## Instruction
Without the pictures, set down every line of the data exactly.

Collected data entries:
# # # # #

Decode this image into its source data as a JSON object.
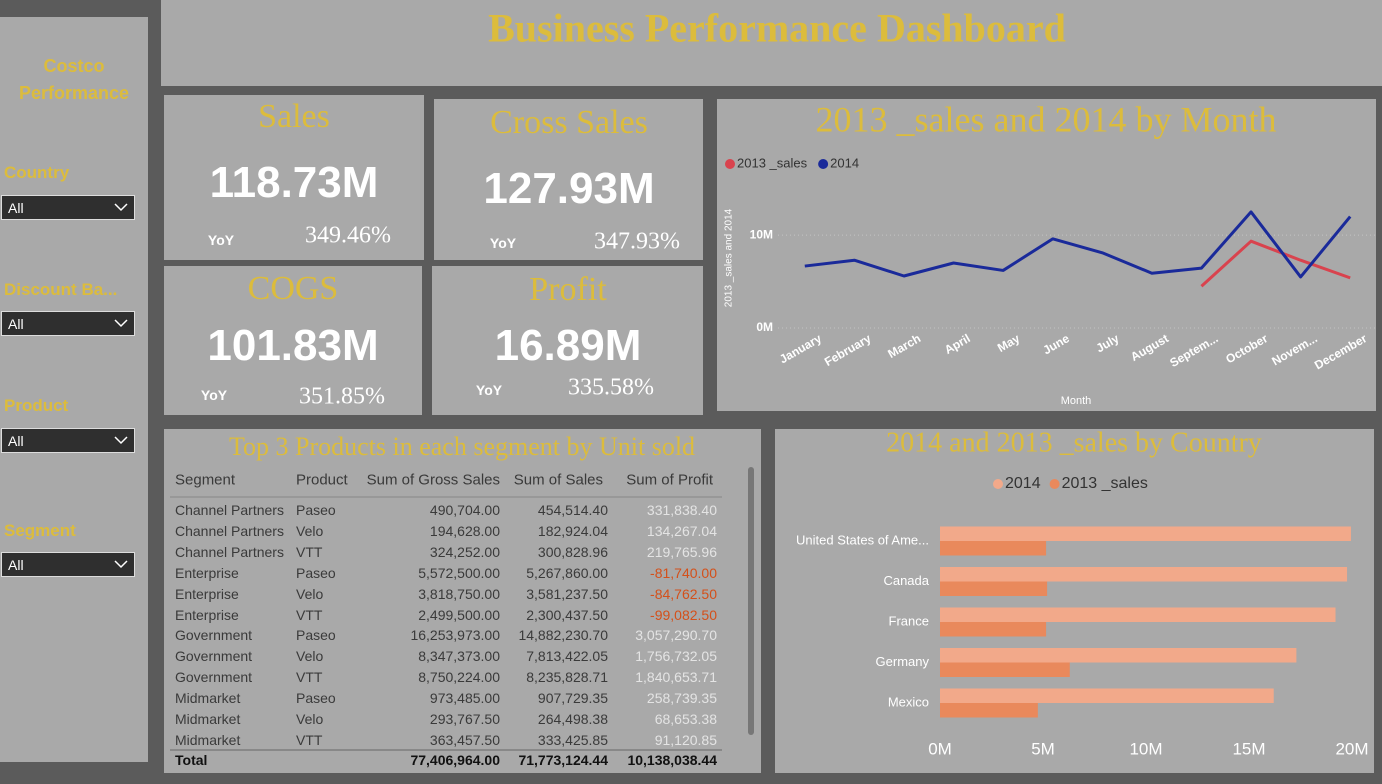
{
  "sidebar": {
    "title": "Costco Performance",
    "slicers": [
      {
        "label": "Country",
        "value": "All"
      },
      {
        "label": "Discount Ba...",
        "value": "All"
      },
      {
        "label": "Product",
        "value": "All"
      },
      {
        "label": "Segment",
        "value": "All"
      }
    ]
  },
  "header": {
    "title": "Business Performance Dashboard"
  },
  "kpis": [
    {
      "title": "Sales",
      "value": "118.73M",
      "yoy_label": "YoY",
      "yoy": "349.46%"
    },
    {
      "title": "Cross Sales",
      "value": "127.93M",
      "yoy_label": "YoY",
      "yoy": "347.93%"
    },
    {
      "title": "COGS",
      "value": "101.83M",
      "yoy_label": "YoY",
      "yoy": "351.85%"
    },
    {
      "title": "Profit",
      "value": "16.89M",
      "yoy_label": "YoY",
      "yoy": "335.58%"
    }
  ],
  "table": {
    "title": "Top 3 Products in each segment by Unit sold",
    "columns": [
      "Segment",
      "Product",
      "Sum of Gross Sales",
      "Sum of Sales",
      "Sum of Profit"
    ],
    "rows": [
      [
        "Channel Partners",
        "Paseo",
        "490,704.00",
        "454,514.40",
        "331,838.40"
      ],
      [
        "Channel Partners",
        "Velo",
        "194,628.00",
        "182,924.04",
        "134,267.04"
      ],
      [
        "Channel Partners",
        "VTT",
        "324,252.00",
        "300,828.96",
        "219,765.96"
      ],
      [
        "Enterprise",
        "Paseo",
        "5,572,500.00",
        "5,267,860.00",
        "-81,740.00"
      ],
      [
        "Enterprise",
        "Velo",
        "3,818,750.00",
        "3,581,237.50",
        "-84,762.50"
      ],
      [
        "Enterprise",
        "VTT",
        "2,499,500.00",
        "2,300,437.50",
        "-99,082.50"
      ],
      [
        "Government",
        "Paseo",
        "16,253,973.00",
        "14,882,230.70",
        "3,057,290.70"
      ],
      [
        "Government",
        "Velo",
        "8,347,373.00",
        "7,813,422.05",
        "1,756,732.05"
      ],
      [
        "Government",
        "VTT",
        "8,750,224.00",
        "8,235,828.71",
        "1,840,653.71"
      ],
      [
        "Midmarket",
        "Paseo",
        "973,485.00",
        "907,729.35",
        "258,739.35"
      ],
      [
        "Midmarket",
        "Velo",
        "293,767.50",
        "264,498.38",
        "68,653.38"
      ],
      [
        "Midmarket",
        "VTT",
        "363,457.50",
        "333,425.85",
        "91,120.85"
      ]
    ],
    "total": [
      "Total",
      "77,406,964.00",
      "71,773,124.44",
      "10,138,038.44"
    ]
  },
  "chart_data": [
    {
      "type": "line",
      "title": "2013 _sales and 2014 by Month",
      "x_label": "Month",
      "y_label": "2013 _sales and 2014",
      "categories": [
        "January",
        "February",
        "March",
        "April",
        "May",
        "June",
        "July",
        "August",
        "Septem...",
        "October",
        "Novem...",
        "December"
      ],
      "series": [
        {
          "name": "2013 _sales",
          "color": "#d9434e",
          "values": [
            null,
            null,
            null,
            null,
            null,
            null,
            null,
            null,
            4.5,
            9.35,
            7.3,
            5.4
          ]
        },
        {
          "name": "2014",
          "color": "#1a2a9a",
          "values": [
            6.67,
            7.3,
            5.6,
            7.0,
            6.2,
            9.6,
            8.1,
            5.9,
            6.45,
            12.5,
            5.5,
            12.0
          ]
        }
      ],
      "ylim": [
        0,
        14
      ],
      "yticks": [
        {
          "value": 0,
          "label": "0M"
        },
        {
          "value": 10,
          "label": "10M"
        }
      ],
      "grid": true
    },
    {
      "type": "hbar",
      "title": "2014 and 2013 _sales by Country",
      "categories": [
        "United States of Ame...",
        "Canada",
        "France",
        "Germany",
        "Mexico"
      ],
      "series": [
        {
          "name": "2014",
          "color": "#f2a98a",
          "values": [
            19.95,
            19.76,
            19.2,
            17.3,
            16.2
          ]
        },
        {
          "name": "2013 _sales",
          "color": "#e9895c",
          "values": [
            5.15,
            5.2,
            5.15,
            6.3,
            4.75
          ]
        }
      ],
      "xlim": [
        0,
        20
      ],
      "xticks": [
        {
          "value": 0,
          "label": "0M"
        },
        {
          "value": 5,
          "label": "5M"
        },
        {
          "value": 10,
          "label": "10M"
        },
        {
          "value": 15,
          "label": "15M"
        },
        {
          "value": 20,
          "label": "20M"
        }
      ]
    }
  ]
}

# # # # #

## Answer for the task
Decode this image into its source data as a JSON object.
{
  "sidebar": {
    "title": "Costco Performance",
    "slicers": [
      {
        "label": "Country",
        "value": "All"
      },
      {
        "label": "Discount Ba...",
        "value": "All"
      },
      {
        "label": "Product",
        "value": "All"
      },
      {
        "label": "Segment",
        "value": "All"
      }
    ]
  },
  "header": {
    "title": "Business Performance Dashboard"
  },
  "kpis": [
    {
      "title": "Sales",
      "value": "118.73M",
      "yoy_label": "YoY",
      "yoy": "349.46%"
    },
    {
      "title": "Cross Sales",
      "value": "127.93M",
      "yoy_label": "YoY",
      "yoy": "347.93%"
    },
    {
      "title": "COGS",
      "value": "101.83M",
      "yoy_label": "YoY",
      "yoy": "351.85%"
    },
    {
      "title": "Profit",
      "value": "16.89M",
      "yoy_label": "YoY",
      "yoy": "335.58%"
    }
  ],
  "table": {
    "title": "Top 3 Products in each segment by Unit sold",
    "columns": [
      "Segment",
      "Product",
      "Sum of Gross Sales",
      "Sum of Sales",
      "Sum of Profit"
    ],
    "rows": [
      [
        "Channel Partners",
        "Paseo",
        "490,704.00",
        "454,514.40",
        "331,838.40"
      ],
      [
        "Channel Partners",
        "Velo",
        "194,628.00",
        "182,924.04",
        "134,267.04"
      ],
      [
        "Channel Partners",
        "VTT",
        "324,252.00",
        "300,828.96",
        "219,765.96"
      ],
      [
        "Enterprise",
        "Paseo",
        "5,572,500.00",
        "5,267,860.00",
        "-81,740.00"
      ],
      [
        "Enterprise",
        "Velo",
        "3,818,750.00",
        "3,581,237.50",
        "-84,762.50"
      ],
      [
        "Enterprise",
        "VTT",
        "2,499,500.00",
        "2,300,437.50",
        "-99,082.50"
      ],
      [
        "Government",
        "Paseo",
        "16,253,973.00",
        "14,882,230.70",
        "3,057,290.70"
      ],
      [
        "Government",
        "Velo",
        "8,347,373.00",
        "7,813,422.05",
        "1,756,732.05"
      ],
      [
        "Government",
        "VTT",
        "8,750,224.00",
        "8,235,828.71",
        "1,840,653.71"
      ],
      [
        "Midmarket",
        "Paseo",
        "973,485.00",
        "907,729.35",
        "258,739.35"
      ],
      [
        "Midmarket",
        "Velo",
        "293,767.50",
        "264,498.38",
        "68,653.38"
      ],
      [
        "Midmarket",
        "VTT",
        "363,457.50",
        "333,425.85",
        "91,120.85"
      ]
    ],
    "total": [
      "Total",
      "77,406,964.00",
      "71,773,124.44",
      "10,138,038.44"
    ]
  },
  "chart_data": [
    {
      "type": "line",
      "title": "2013 _sales and 2014 by Month",
      "x_label": "Month",
      "y_label": "2013 _sales and 2014",
      "categories": [
        "January",
        "February",
        "March",
        "April",
        "May",
        "June",
        "July",
        "August",
        "Septem...",
        "October",
        "Novem...",
        "December"
      ],
      "series": [
        {
          "name": "2013 _sales",
          "color": "#d9434e",
          "values": [
            null,
            null,
            null,
            null,
            null,
            null,
            null,
            null,
            4.5,
            9.35,
            7.3,
            5.4
          ]
        },
        {
          "name": "2014",
          "color": "#1a2a9a",
          "values": [
            6.67,
            7.3,
            5.6,
            7.0,
            6.2,
            9.6,
            8.1,
            5.9,
            6.45,
            12.5,
            5.5,
            12.0
          ]
        }
      ],
      "ylim": [
        0,
        14
      ],
      "yticks": [
        {
          "value": 0,
          "label": "0M"
        },
        {
          "value": 10,
          "label": "10M"
        }
      ],
      "grid": true
    },
    {
      "type": "hbar",
      "title": "2014 and 2013 _sales by Country",
      "categories": [
        "United States of Ame...",
        "Canada",
        "France",
        "Germany",
        "Mexico"
      ],
      "series": [
        {
          "name": "2014",
          "color": "#f2a98a",
          "values": [
            19.95,
            19.76,
            19.2,
            17.3,
            16.2
          ]
        },
        {
          "name": "2013 _sales",
          "color": "#e9895c",
          "values": [
            5.15,
            5.2,
            5.15,
            6.3,
            4.75
          ]
        }
      ],
      "xlim": [
        0,
        20
      ],
      "xticks": [
        {
          "value": 0,
          "label": "0M"
        },
        {
          "value": 5,
          "label": "5M"
        },
        {
          "value": 10,
          "label": "10M"
        },
        {
          "value": 15,
          "label": "15M"
        },
        {
          "value": 20,
          "label": "20M"
        }
      ]
    }
  ]
}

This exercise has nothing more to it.